**Problem:** Restate, word for word, all of the material shown below.

* Begin Entries provided *

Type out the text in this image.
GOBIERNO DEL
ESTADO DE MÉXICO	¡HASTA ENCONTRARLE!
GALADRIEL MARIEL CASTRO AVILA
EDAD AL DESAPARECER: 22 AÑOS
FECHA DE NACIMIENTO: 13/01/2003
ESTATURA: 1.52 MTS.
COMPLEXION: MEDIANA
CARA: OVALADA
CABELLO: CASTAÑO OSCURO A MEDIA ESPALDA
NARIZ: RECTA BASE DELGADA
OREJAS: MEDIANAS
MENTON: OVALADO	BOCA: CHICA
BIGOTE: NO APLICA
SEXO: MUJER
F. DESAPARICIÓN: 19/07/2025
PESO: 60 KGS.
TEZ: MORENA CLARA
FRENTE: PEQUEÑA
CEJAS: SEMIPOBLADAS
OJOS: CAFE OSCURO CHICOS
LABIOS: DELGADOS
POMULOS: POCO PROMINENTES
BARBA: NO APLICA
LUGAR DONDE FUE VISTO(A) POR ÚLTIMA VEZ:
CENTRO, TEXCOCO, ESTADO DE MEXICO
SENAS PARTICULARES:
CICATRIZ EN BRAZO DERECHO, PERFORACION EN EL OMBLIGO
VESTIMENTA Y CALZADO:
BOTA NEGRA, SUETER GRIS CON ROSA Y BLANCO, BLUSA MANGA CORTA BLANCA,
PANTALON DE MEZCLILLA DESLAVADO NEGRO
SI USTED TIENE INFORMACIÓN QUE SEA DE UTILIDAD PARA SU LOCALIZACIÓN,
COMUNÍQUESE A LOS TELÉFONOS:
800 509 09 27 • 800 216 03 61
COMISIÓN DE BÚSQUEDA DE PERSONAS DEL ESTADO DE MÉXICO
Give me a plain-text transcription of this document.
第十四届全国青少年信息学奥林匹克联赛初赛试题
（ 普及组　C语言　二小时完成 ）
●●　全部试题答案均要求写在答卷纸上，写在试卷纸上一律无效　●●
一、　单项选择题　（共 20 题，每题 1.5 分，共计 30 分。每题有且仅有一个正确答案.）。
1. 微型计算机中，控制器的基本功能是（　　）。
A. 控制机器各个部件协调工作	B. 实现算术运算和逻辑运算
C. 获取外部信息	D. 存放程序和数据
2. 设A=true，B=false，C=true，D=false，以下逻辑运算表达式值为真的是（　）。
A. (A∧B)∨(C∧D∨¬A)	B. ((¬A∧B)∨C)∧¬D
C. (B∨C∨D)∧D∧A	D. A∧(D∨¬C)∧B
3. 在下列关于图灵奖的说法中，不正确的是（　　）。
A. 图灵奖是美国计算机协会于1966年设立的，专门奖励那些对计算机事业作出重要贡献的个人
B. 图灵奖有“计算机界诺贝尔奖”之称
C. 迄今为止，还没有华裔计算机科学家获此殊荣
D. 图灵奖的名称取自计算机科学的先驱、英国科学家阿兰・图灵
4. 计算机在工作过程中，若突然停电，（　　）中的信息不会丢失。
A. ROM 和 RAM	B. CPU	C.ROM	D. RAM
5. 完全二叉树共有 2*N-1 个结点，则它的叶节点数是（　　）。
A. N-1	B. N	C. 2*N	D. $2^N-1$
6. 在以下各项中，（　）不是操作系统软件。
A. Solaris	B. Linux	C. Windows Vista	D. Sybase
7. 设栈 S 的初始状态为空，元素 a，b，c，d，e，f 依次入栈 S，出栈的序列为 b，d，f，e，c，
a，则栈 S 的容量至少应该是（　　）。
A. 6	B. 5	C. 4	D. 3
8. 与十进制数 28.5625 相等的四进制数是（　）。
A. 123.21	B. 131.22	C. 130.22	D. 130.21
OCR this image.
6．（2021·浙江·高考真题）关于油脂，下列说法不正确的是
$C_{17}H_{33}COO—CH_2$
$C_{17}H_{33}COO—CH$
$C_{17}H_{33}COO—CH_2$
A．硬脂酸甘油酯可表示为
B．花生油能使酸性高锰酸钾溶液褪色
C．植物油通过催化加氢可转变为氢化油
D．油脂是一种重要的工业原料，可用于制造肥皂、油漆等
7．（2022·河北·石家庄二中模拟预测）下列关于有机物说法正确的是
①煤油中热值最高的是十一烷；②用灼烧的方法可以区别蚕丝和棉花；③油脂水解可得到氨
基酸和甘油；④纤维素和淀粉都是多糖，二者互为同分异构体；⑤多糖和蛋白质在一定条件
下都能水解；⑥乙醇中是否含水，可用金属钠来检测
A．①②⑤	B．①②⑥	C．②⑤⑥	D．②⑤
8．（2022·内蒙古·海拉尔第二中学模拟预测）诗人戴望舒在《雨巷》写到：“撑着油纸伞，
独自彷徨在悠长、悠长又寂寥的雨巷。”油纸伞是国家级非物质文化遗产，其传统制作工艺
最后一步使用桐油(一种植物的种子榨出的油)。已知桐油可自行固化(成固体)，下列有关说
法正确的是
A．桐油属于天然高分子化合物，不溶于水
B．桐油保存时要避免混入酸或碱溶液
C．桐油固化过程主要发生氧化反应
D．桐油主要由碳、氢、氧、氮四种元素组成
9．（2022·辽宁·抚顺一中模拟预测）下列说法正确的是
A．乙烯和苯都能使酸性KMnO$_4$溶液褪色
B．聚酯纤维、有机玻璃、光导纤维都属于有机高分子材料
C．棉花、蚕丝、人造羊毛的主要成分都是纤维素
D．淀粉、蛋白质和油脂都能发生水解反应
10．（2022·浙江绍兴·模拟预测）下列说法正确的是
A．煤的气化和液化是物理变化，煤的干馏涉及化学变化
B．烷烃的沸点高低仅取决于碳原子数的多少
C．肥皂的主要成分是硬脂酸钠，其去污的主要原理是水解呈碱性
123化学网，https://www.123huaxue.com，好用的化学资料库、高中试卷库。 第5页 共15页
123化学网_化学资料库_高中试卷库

* End Entries provided *

**Response below:**
Type out the text in this image.
GOBIERNO DEL
ESTADO DE MÉXICO	¡HASTA ENCONTRARLE!
GALADRIEL MARIEL CASTRO AVILA
EDAD AL DESAPARECER: 22 AÑOS
FECHA DE NACIMIENTO: 13/01/2003
ESTATURA: 1.52 MTS.
COMPLEXION: MEDIANA
CARA: OVALADA
CABELLO: CASTAÑO OSCURO A MEDIA ESPALDA
NARIZ: RECTA BASE DELGADA
OREJAS: MEDIANAS
MENTON: OVALADO	BOCA: CHICA
BIGOTE: NO APLICA
SEXO: MUJER
F. DESAPARICIÓN: 19/07/2025
PESO: 60 KGS.
TEZ: MORENA CLARA
FRENTE: PEQUEÑA
CEJAS: SEMIPOBLADAS
OJOS: CAFE OSCURO CHICOS
LABIOS: DELGADOS
POMULOS: POCO PROMINENTES
BARBA: NO APLICA
LUGAR DONDE FUE VISTO(A) POR ÚLTIMA VEZ:
CENTRO, TEXCOCO, ESTADO DE MEXICO
SENAS PARTICULARES:
CICATRIZ EN BRAZO DERECHO, PERFORACION EN EL OMBLIGO
VESTIMENTA Y CALZADO:
BOTA NEGRA, SUETER GRIS CON ROSA Y BLANCO, BLUSA MANGA CORTA BLANCA,
PANTALON DE MEZCLILLA DESLAVADO NEGRO
SI USTED TIENE INFORMACIÓN QUE SEA DE UTILIDAD PARA SU LOCALIZACIÓN,
COMUNÍQUESE A LOS TELÉFONOS:
800 509 09 27 • 800 216 03 61
COMISIÓN DE BÚSQUEDA DE PERSONAS DEL ESTADO DE MÉXICO
Give me a plain-text transcription of this document.
第十四届全国青少年信息学奥林匹克联赛初赛试题
（ 普及组　C语言　二小时完成 ）
●●　全部试题答案均要求写在答卷纸上，写在试卷纸上一律无效　●●
一、　单项选择题　（共 20 题，每题 1.5 分，共计 30 分。每题有且仅有一个正确答案.）。
1. 微型计算机中，控制器的基本功能是（　　）。
A. 控制机器各个部件协调工作	B. 实现算术运算和逻辑运算
C. 获取外部信息	D. 存放程序和数据
2. 设A=true，B=false，C=true，D=false，以下逻辑运算表达式值为真的是（　）。
A. (A∧B)∨(C∧D∨¬A)	B. ((¬A∧B)∨C)∧¬D
C. (B∨C∨D)∧D∧A	D. A∧(D∨¬C)∧B
3. 在下列关于图灵奖的说法中，不正确的是（　　）。
A. 图灵奖是美国计算机协会于1966年设立的，专门奖励那些对计算机事业作出重要贡献的个人
B. 图灵奖有“计算机界诺贝尔奖”之称
C. 迄今为止，还没有华裔计算机科学家获此殊荣
D. 图灵奖的名称取自计算机科学的先驱、英国科学家阿兰・图灵
4. 计算机在工作过程中，若突然停电，（　　）中的信息不会丢失。
A. ROM 和 RAM	B. CPU	C.ROM	D. RAM
5. 完全二叉树共有 2*N-1 个结点，则它的叶节点数是（　　）。
A. N-1	B. N	C. 2*N	D. $2^N-1$
6. 在以下各项中，（　）不是操作系统软件。
A. Solaris	B. Linux	C. Windows Vista	D. Sybase
7. 设栈 S 的初始状态为空，元素 a，b，c，d，e，f 依次入栈 S，出栈的序列为 b，d，f，e，c，
a，则栈 S 的容量至少应该是（　　）。
A. 6	B. 5	C. 4	D. 3
8. 与十进制数 28.5625 相等的四进制数是（　）。
A. 123.21	B. 131.22	C. 130.22	D. 130.21
OCR this image.
6．（2021·浙江·高考真题）关于油脂，下列说法不正确的是
$C_{17}H_{33}COO—CH_2$
$C_{17}H_{33}COO—CH$
$C_{17}H_{33}COO—CH_2$
A．硬脂酸甘油酯可表示为
B．花生油能使酸性高锰酸钾溶液褪色
C．植物油通过催化加氢可转变为氢化油
D．油脂是一种重要的工业原料，可用于制造肥皂、油漆等
7．（2022·河北·石家庄二中模拟预测）下列关于有机物说法正确的是
①煤油中热值最高的是十一烷；②用灼烧的方法可以区别蚕丝和棉花；③油脂水解可得到氨
基酸和甘油；④纤维素和淀粉都是多糖，二者互为同分异构体；⑤多糖和蛋白质在一定条件
下都能水解；⑥乙醇中是否含水，可用金属钠来检测
A．①②⑤	B．①②⑥	C．②⑤⑥	D．②⑤
8．（2022·内蒙古·海拉尔第二中学模拟预测）诗人戴望舒在《雨巷》写到：“撑着油纸伞，
独自彷徨在悠长、悠长又寂寥的雨巷。”油纸伞是国家级非物质文化遗产，其传统制作工艺
最后一步使用桐油(一种植物的种子榨出的油)。已知桐油可自行固化(成固体)，下列有关说
法正确的是
A．桐油属于天然高分子化合物，不溶于水
B．桐油保存时要避免混入酸或碱溶液
C．桐油固化过程主要发生氧化反应
D．桐油主要由碳、氢、氧、氮四种元素组成
9．（2022·辽宁·抚顺一中模拟预测）下列说法正确的是
A．乙烯和苯都能使酸性KMnO$_4$溶液褪色
B．聚酯纤维、有机玻璃、光导纤维都属于有机高分子材料
C．棉花、蚕丝、人造羊毛的主要成分都是纤维素
D．淀粉、蛋白质和油脂都能发生水解反应
10．（2022·浙江绍兴·模拟预测）下列说法正确的是
A．煤的气化和液化是物理变化，煤的干馏涉及化学变化
B．烷烃的沸点高低仅取决于碳原子数的多少
C．肥皂的主要成分是硬脂酸钠，其去污的主要原理是水解呈碱性
123化学网，https://www.123huaxue.com，好用的化学资料库、高中试卷库。 第5页 共15页
123化学网_化学资料库_高中试卷库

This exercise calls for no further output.